* begin Input rows *

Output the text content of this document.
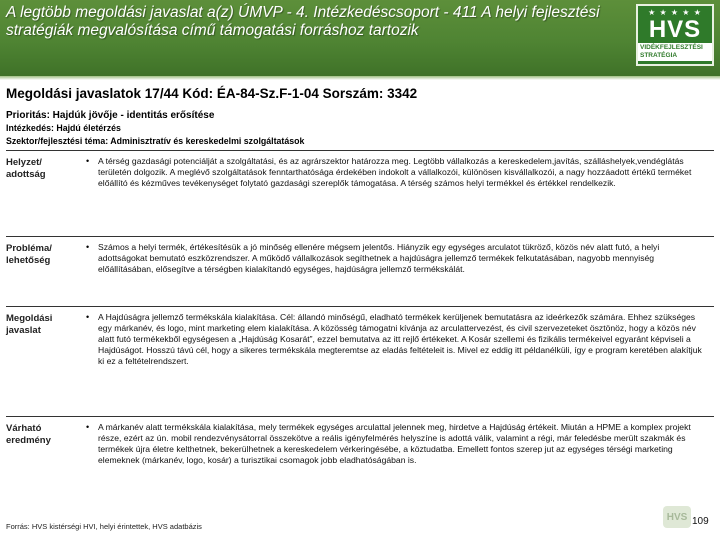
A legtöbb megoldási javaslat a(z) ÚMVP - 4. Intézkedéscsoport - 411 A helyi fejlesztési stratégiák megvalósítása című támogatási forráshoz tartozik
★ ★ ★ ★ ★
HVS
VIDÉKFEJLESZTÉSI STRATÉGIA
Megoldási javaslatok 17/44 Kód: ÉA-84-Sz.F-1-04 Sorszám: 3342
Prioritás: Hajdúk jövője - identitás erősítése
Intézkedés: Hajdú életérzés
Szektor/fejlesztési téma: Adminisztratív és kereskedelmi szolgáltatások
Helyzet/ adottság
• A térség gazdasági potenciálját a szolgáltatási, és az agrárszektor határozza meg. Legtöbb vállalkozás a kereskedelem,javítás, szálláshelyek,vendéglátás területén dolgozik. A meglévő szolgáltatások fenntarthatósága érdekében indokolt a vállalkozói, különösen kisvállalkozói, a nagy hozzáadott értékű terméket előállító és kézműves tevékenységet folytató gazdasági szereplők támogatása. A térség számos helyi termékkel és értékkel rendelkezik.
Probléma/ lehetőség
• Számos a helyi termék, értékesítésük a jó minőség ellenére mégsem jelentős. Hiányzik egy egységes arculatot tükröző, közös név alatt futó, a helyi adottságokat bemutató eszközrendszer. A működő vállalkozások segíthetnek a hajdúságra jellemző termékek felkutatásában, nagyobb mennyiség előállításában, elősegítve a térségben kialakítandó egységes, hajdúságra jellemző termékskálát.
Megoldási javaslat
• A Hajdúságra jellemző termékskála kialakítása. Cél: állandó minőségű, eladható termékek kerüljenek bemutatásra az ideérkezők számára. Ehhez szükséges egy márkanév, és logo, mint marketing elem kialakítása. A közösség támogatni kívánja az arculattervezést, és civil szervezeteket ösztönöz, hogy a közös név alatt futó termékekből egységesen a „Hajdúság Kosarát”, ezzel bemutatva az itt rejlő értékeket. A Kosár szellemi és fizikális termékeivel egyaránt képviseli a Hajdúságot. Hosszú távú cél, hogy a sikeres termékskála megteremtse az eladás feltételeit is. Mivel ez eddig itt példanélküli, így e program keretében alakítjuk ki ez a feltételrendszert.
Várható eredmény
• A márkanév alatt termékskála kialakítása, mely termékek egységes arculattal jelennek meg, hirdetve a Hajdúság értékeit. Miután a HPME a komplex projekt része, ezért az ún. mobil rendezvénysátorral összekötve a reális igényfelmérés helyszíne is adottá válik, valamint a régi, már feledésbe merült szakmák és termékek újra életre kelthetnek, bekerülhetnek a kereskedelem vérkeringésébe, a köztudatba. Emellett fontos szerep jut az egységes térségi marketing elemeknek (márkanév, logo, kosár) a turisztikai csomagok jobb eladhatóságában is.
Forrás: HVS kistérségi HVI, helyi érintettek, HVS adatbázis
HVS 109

* end Input rows *
* begin Input rows *

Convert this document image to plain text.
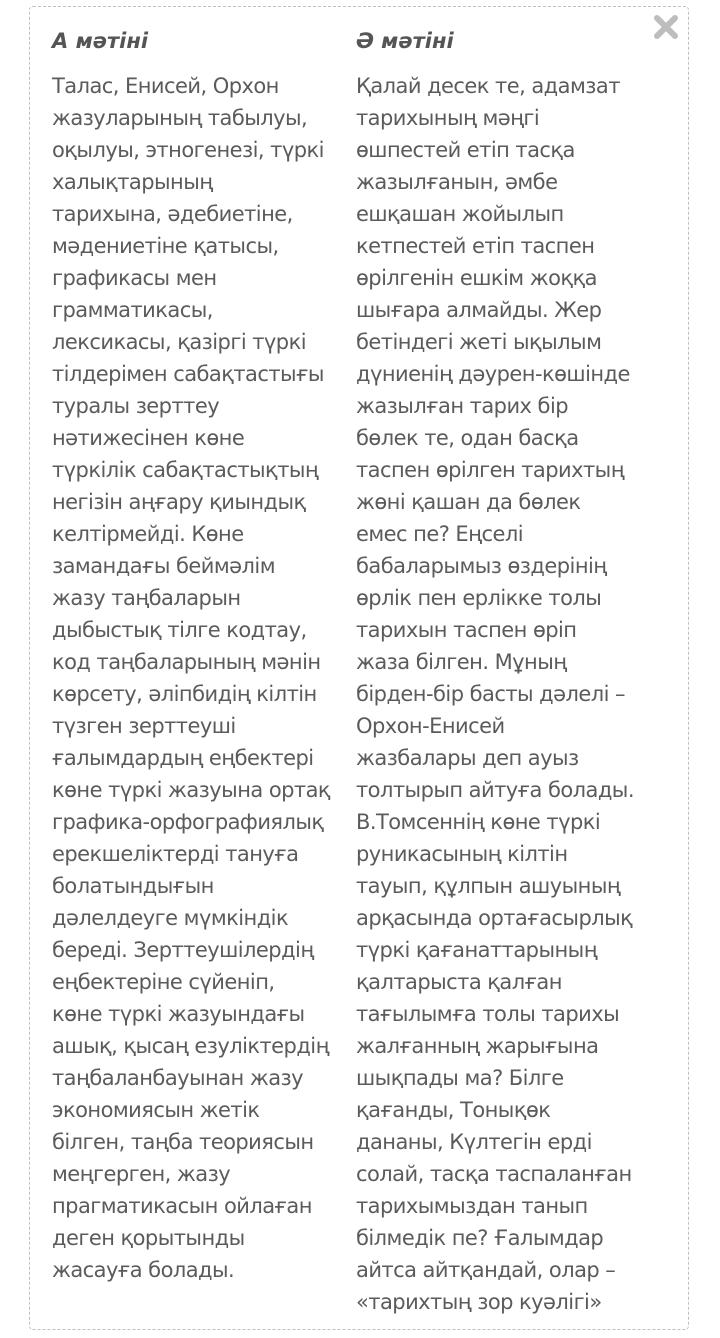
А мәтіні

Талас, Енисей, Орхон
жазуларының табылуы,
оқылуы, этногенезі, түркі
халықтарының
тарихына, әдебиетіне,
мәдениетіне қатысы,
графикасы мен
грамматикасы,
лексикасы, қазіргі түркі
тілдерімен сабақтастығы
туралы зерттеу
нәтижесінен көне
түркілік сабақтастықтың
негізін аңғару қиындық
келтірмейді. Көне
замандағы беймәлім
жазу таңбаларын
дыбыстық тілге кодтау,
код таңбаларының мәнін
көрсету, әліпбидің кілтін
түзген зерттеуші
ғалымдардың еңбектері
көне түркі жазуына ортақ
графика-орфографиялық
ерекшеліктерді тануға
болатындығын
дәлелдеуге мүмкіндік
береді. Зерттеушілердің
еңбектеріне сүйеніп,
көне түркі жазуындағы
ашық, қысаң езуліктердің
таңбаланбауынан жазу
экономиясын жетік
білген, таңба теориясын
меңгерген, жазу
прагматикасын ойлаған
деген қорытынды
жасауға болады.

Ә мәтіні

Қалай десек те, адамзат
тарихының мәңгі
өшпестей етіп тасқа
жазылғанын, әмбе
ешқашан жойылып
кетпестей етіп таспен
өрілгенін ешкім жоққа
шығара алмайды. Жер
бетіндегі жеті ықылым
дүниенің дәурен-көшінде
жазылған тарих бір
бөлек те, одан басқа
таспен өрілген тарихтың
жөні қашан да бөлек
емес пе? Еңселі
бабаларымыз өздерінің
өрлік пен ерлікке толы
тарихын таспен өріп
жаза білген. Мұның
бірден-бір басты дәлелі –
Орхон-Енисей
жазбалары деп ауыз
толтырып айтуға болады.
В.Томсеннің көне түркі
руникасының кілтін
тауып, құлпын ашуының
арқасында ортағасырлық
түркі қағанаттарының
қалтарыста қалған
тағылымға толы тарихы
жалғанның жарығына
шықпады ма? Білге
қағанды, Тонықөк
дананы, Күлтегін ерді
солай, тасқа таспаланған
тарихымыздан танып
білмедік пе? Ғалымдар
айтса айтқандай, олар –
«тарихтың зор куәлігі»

* end Input rows *

• _Short task_:
List every line above that holds the word "document".

• _Response to this task_:
Output the text content of this document.
Convert this document image to plain text.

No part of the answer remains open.